**Excerpted data**
┌──
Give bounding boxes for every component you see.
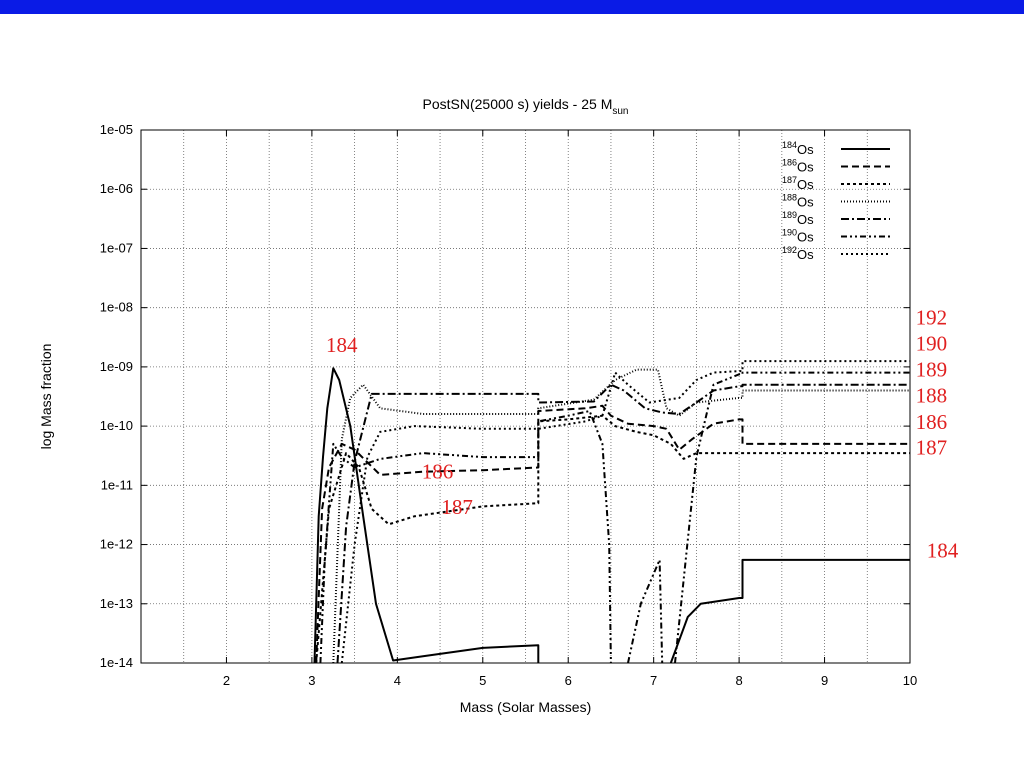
└──
┌──
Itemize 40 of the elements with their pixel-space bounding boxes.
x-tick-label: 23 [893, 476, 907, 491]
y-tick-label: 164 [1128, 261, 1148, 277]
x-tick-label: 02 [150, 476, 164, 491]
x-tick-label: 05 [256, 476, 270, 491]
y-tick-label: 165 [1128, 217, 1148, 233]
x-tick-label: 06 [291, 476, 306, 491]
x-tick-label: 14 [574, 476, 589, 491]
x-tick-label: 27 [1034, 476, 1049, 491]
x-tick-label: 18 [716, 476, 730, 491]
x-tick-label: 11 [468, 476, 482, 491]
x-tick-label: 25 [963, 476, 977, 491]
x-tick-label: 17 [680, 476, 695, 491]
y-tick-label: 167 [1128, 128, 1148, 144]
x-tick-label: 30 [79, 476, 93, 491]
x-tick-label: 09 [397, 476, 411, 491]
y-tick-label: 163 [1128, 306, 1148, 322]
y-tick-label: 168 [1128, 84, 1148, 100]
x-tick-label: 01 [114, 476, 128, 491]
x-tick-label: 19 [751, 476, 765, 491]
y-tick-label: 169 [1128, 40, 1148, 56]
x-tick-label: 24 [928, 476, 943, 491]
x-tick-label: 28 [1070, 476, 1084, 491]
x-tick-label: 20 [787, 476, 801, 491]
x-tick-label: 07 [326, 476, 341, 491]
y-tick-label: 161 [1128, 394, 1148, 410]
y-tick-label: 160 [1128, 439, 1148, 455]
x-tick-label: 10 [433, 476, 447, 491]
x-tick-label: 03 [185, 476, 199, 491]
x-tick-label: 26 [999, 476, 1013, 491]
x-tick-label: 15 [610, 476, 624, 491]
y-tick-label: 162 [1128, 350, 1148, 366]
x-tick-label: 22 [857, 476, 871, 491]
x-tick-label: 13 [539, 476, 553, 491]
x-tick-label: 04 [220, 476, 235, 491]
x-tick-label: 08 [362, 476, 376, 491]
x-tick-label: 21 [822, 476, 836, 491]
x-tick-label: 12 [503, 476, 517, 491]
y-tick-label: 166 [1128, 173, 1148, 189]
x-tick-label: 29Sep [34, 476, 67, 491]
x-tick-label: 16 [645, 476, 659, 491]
└──
┌──
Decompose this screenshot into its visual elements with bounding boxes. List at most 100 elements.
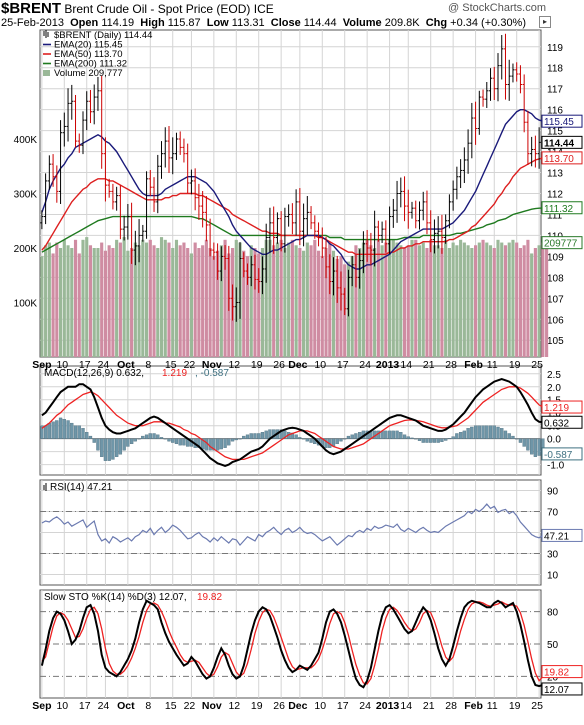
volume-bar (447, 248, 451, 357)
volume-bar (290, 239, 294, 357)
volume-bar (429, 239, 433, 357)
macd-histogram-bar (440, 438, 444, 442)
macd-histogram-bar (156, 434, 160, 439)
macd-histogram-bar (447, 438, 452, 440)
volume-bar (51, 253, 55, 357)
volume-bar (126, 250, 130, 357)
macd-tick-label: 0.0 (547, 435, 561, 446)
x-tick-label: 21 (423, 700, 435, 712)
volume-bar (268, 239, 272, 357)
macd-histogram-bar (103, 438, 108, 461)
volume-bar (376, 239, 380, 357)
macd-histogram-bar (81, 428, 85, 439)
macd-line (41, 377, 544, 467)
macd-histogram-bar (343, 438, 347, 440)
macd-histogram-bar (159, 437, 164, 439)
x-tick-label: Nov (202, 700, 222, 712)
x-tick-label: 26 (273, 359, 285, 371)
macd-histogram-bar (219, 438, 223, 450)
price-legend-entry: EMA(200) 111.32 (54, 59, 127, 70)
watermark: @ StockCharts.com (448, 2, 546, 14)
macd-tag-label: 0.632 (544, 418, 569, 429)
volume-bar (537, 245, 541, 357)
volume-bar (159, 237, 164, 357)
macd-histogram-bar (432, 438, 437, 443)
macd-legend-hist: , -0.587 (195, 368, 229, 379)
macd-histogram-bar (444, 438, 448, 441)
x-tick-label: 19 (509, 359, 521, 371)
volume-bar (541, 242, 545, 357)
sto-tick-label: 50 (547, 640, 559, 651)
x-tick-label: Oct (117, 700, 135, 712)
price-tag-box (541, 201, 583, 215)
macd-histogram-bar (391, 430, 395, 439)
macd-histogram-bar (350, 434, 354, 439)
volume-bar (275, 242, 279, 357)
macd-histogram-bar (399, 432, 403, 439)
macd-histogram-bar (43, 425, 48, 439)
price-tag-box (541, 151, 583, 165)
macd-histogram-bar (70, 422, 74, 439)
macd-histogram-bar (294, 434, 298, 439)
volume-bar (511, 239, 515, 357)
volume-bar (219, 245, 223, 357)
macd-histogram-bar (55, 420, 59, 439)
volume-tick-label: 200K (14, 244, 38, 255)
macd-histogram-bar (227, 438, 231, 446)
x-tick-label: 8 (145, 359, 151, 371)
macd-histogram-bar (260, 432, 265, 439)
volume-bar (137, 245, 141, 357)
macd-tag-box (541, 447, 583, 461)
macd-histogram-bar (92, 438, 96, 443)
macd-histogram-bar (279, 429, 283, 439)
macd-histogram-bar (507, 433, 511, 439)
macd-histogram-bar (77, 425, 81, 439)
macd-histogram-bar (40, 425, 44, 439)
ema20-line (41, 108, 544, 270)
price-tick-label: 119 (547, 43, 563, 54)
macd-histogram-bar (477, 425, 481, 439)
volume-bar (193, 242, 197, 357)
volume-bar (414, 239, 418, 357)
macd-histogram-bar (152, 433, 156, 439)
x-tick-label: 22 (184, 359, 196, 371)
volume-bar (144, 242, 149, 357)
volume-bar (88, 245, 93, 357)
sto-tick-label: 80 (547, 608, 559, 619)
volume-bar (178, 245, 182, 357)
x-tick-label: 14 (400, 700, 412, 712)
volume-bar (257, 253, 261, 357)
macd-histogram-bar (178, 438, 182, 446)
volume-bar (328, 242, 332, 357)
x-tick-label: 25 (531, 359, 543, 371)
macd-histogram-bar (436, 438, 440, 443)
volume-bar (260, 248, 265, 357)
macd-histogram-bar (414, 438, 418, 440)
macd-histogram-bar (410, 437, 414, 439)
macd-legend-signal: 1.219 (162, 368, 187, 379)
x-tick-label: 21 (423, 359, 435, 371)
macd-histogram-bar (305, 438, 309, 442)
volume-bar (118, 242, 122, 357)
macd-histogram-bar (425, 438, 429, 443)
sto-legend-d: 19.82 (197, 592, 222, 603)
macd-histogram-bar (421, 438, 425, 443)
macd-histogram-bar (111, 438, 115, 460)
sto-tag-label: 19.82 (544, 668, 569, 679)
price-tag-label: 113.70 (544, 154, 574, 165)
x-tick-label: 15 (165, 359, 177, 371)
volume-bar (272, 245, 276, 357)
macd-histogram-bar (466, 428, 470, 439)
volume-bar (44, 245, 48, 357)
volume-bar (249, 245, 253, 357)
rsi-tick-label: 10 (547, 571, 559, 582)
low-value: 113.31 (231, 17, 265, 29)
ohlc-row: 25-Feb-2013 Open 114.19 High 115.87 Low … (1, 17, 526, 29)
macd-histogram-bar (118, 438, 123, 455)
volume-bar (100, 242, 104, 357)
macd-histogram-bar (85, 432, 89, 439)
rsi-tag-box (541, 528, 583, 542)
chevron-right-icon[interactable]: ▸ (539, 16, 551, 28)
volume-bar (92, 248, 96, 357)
└──
**Written problem**
Rewrite the lines from the one containing "Itemize 40 of" through the one containing "y-tick-label: 165 [1128, 217, 1148, 233]", putting "x-axis label" wherever "x-tick-label" appears and changing nothing else. Return only those lines.

**Response to the task**
Itemize 40 of the elements with their pixel-space bounding boxes.
x-axis label: 23 [893, 476, 907, 491]
y-tick-label: 164 [1128, 261, 1148, 277]
x-axis label: 02 [150, 476, 164, 491]
x-axis label: 05 [256, 476, 270, 491]
y-tick-label: 165 [1128, 217, 1148, 233]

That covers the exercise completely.